> **WHAT IS REQUIRED**
Restate the material word for word and leave out anything that is a picture.

> **RECORD SET**
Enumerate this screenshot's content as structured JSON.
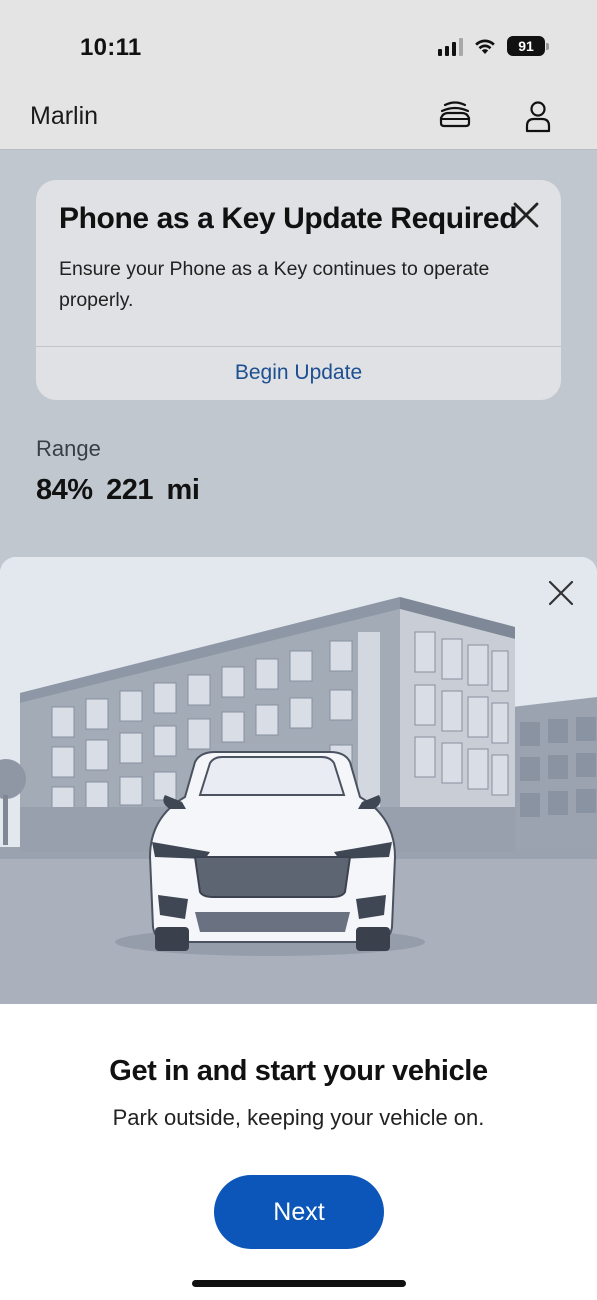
{
  "status_bar": {
    "time": "10:11",
    "battery": "91"
  },
  "header": {
    "title": "Marlin",
    "vehicle_icon": "vehicles-icon",
    "account_icon": "person-icon"
  },
  "banner": {
    "title": "Phone as a Key Update Required",
    "body": "Ensure your Phone as a Key continues to operate properly.",
    "action": "Begin Update"
  },
  "range": {
    "label": "Range",
    "percent": "84%",
    "distance": "221 mi"
  },
  "sheet": {
    "heading": "Get in and start your vehicle",
    "subtext": "Park outside, keeping your vehicle on.",
    "button": "Next"
  },
  "colors": {
    "accent": "#0b56b8",
    "link": "#1d4f91",
    "dim_background": "#c0c7cf"
  }
}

> **THE OUTPUT**
Enumerate this screenshot's content as structured JSON.
{
  "status_bar": {
    "time": "10:11",
    "battery": "91"
  },
  "header": {
    "title": "Marlin",
    "vehicle_icon": "vehicles-icon",
    "account_icon": "person-icon"
  },
  "banner": {
    "title": "Phone as a Key Update Required",
    "body": "Ensure your Phone as a Key continues to operate properly.",
    "action": "Begin Update"
  },
  "range": {
    "label": "Range",
    "percent": "84%",
    "distance": "221 mi"
  },
  "sheet": {
    "heading": "Get in and start your vehicle",
    "subtext": "Park outside, keeping your vehicle on.",
    "button": "Next"
  },
  "colors": {
    "accent": "#0b56b8",
    "link": "#1d4f91",
    "dim_background": "#c0c7cf"
  }
}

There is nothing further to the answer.